* [LISTING]
○ ○ ○ ○ ○ ○ ○

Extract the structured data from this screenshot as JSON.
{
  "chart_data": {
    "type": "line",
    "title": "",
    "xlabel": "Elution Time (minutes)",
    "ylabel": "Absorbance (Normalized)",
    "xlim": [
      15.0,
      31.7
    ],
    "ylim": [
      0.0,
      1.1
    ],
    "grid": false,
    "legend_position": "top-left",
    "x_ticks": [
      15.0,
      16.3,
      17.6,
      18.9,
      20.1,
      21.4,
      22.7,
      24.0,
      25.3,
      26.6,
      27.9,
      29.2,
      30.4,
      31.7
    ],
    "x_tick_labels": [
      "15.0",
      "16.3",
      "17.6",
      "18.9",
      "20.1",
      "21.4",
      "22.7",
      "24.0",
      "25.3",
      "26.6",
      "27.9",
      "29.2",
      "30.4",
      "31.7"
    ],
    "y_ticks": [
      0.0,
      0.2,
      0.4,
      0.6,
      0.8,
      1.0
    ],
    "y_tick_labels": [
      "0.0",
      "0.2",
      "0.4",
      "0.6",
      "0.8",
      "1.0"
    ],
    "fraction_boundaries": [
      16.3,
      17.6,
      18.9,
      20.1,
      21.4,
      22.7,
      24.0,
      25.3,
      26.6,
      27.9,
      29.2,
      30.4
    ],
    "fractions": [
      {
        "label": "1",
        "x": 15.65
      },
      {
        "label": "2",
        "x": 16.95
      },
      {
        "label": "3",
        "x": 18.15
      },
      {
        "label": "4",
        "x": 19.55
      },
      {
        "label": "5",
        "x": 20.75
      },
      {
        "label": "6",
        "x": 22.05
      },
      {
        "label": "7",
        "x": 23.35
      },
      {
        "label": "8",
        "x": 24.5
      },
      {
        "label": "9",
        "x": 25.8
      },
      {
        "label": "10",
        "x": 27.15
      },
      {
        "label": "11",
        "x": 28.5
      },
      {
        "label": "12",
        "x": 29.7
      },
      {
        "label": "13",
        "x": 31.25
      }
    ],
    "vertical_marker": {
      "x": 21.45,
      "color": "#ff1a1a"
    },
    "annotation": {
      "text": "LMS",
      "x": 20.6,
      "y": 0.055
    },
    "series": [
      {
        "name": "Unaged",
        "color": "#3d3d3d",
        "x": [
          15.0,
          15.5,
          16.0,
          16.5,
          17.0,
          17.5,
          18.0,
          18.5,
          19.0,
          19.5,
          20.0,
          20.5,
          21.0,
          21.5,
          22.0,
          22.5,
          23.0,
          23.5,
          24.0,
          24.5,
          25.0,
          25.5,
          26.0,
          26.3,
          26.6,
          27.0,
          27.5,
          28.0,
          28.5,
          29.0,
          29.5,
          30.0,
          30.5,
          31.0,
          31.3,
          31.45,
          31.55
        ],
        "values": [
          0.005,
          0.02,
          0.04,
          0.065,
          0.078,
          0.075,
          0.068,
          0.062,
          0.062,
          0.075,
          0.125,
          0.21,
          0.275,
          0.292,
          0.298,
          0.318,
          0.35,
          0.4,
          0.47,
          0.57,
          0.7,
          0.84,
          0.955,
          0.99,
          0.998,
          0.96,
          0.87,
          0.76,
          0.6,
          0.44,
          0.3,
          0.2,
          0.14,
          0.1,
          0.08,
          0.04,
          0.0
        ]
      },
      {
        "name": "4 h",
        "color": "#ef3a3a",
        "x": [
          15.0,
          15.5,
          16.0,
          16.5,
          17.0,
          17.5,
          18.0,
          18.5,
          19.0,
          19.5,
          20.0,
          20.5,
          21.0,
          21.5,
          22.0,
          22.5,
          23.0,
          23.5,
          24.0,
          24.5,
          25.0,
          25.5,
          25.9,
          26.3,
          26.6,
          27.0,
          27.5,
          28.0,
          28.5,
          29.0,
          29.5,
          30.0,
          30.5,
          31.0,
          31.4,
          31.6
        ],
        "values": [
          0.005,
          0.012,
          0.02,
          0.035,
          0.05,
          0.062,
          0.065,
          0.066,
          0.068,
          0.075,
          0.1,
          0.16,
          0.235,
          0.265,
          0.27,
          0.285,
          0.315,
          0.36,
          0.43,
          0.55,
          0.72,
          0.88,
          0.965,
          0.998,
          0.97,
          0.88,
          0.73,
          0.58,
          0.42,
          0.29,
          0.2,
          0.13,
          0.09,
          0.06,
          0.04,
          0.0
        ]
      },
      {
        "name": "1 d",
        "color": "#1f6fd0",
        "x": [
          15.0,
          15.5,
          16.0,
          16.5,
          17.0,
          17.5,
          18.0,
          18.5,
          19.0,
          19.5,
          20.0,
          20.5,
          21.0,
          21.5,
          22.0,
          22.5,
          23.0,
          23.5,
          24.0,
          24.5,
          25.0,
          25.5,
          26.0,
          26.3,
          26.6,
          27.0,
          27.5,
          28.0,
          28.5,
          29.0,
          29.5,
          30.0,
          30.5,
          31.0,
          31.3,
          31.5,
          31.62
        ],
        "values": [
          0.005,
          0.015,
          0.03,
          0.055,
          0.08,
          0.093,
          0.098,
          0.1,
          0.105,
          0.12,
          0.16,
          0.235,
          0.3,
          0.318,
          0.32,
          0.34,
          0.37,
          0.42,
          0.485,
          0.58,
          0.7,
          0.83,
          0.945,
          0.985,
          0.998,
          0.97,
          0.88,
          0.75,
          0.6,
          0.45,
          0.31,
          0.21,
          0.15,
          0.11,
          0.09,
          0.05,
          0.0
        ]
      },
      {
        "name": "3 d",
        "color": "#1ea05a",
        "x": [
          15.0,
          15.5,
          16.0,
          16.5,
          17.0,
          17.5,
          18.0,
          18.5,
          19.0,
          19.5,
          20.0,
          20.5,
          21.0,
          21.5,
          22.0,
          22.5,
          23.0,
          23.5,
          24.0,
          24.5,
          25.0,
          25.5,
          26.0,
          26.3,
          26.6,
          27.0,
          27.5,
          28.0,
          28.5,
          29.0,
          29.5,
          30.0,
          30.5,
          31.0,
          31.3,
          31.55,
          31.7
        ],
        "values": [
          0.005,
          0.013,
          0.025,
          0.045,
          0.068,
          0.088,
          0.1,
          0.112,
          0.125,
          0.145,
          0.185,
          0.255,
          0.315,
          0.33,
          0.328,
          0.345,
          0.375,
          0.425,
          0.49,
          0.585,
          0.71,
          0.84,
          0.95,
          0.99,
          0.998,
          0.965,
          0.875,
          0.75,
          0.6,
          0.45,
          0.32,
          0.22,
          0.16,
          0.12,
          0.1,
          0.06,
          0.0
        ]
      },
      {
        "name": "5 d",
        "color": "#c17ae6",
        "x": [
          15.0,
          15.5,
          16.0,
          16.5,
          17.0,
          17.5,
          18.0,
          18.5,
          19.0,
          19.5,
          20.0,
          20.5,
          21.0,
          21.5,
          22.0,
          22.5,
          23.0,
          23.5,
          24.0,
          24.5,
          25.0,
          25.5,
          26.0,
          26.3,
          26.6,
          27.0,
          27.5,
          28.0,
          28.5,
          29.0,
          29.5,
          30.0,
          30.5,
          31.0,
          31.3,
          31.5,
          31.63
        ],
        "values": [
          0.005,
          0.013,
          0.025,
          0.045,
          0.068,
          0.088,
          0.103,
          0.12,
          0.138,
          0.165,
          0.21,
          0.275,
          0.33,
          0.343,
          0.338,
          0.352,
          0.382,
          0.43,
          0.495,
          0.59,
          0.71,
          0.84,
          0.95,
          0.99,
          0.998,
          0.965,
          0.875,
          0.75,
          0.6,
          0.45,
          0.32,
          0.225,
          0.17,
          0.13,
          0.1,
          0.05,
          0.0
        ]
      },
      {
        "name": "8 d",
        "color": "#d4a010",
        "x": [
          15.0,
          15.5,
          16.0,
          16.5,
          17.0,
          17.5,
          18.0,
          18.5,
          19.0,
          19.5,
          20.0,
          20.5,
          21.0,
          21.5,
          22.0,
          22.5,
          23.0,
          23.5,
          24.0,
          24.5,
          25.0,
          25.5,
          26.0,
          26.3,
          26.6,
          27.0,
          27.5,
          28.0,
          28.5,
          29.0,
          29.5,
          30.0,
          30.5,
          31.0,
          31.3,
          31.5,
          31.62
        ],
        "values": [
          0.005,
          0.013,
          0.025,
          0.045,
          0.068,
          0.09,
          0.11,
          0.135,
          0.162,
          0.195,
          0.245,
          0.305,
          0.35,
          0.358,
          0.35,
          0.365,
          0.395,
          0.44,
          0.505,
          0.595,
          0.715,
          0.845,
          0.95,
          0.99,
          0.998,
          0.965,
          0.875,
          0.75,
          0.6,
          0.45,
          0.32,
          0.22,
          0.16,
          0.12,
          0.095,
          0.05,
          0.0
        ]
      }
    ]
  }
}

○ ○ ○ ○ ○ ○ ○

* [WHAT IS REQUIRED]
Note each line of the entries that has "name" in it, and copy those lines.

* [TASK OUTPUT]
        "name": "Unaged",
        "name": "4 h",
        "name": "1 d",
        "name": "3 d",
        "name": "5 d",
        "name": "8 d",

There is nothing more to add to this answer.